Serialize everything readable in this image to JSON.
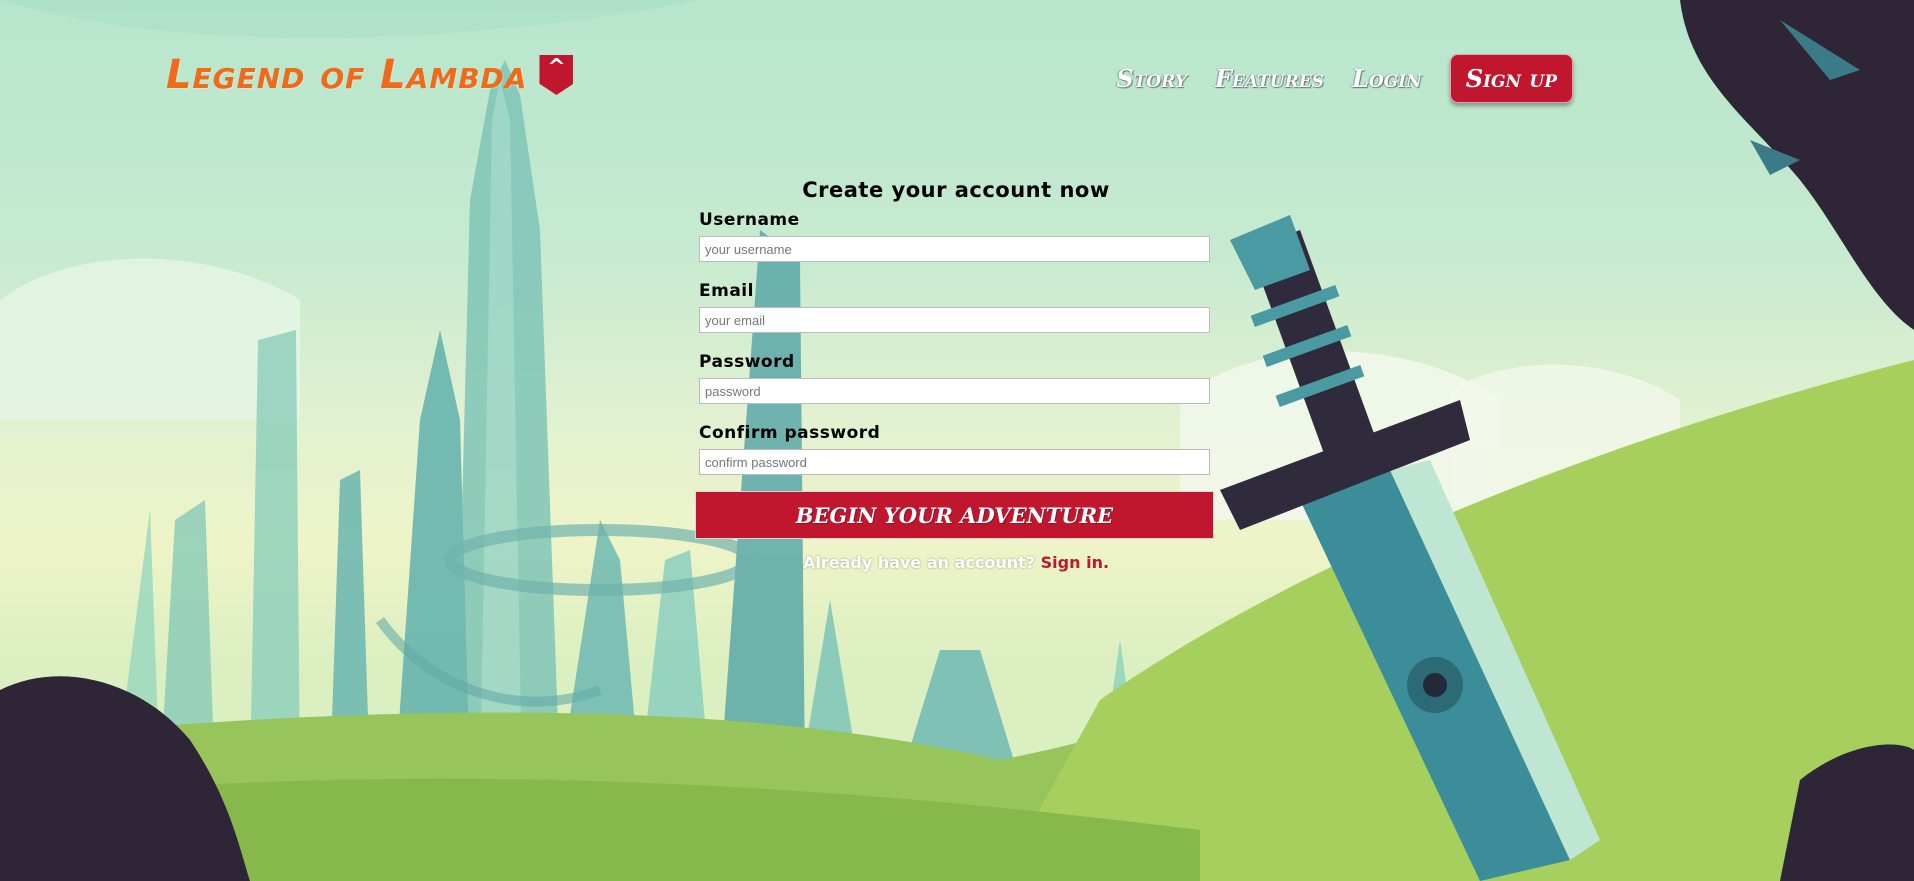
{
  "brand": {
    "logo_text": "Legend of Lambda",
    "badge_glyph": "^",
    "brand_color": "#c0172f",
    "logo_color": "#f06a1c"
  },
  "nav": {
    "links": [
      "Story",
      "Features",
      "Login"
    ],
    "signup_label": "Sign up"
  },
  "form": {
    "title": "Create your account now",
    "fields": [
      {
        "label": "Username",
        "placeholder": "your username",
        "type": "text"
      },
      {
        "label": "Email",
        "placeholder": "your email",
        "type": "email"
      },
      {
        "label": "Password",
        "placeholder": "password",
        "type": "password"
      },
      {
        "label": "Confirm password",
        "placeholder": "confirm password",
        "type": "password"
      }
    ],
    "submit_label": "BEGIN YOUR ADVENTURE",
    "signin_prompt": "Already have an account?",
    "signin_link": "Sign in."
  },
  "background": {
    "scene": "illustration",
    "icons": [
      "crystal-city-illustration",
      "sword-illustration",
      "hills-illustration"
    ]
  }
}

### Prompt
Would you mind returning each entry above word for word, skipping the images?

### Task result
Serialize everything readable in this image to JSON.
{
  "brand": {
    "logo_text": "Legend of Lambda",
    "badge_glyph": "^",
    "brand_color": "#c0172f",
    "logo_color": "#f06a1c"
  },
  "nav": {
    "links": [
      "Story",
      "Features",
      "Login"
    ],
    "signup_label": "Sign up"
  },
  "form": {
    "title": "Create your account now",
    "fields": [
      {
        "label": "Username",
        "placeholder": "your username",
        "type": "text"
      },
      {
        "label": "Email",
        "placeholder": "your email",
        "type": "email"
      },
      {
        "label": "Password",
        "placeholder": "password",
        "type": "password"
      },
      {
        "label": "Confirm password",
        "placeholder": "confirm password",
        "type": "password"
      }
    ],
    "submit_label": "BEGIN YOUR ADVENTURE",
    "signin_prompt": "Already have an account?",
    "signin_link": "Sign in."
  },
  "background": {
    "scene": "illustration",
    "icons": [
      "crystal-city-illustration",
      "sword-illustration",
      "hills-illustration"
    ]
  }
}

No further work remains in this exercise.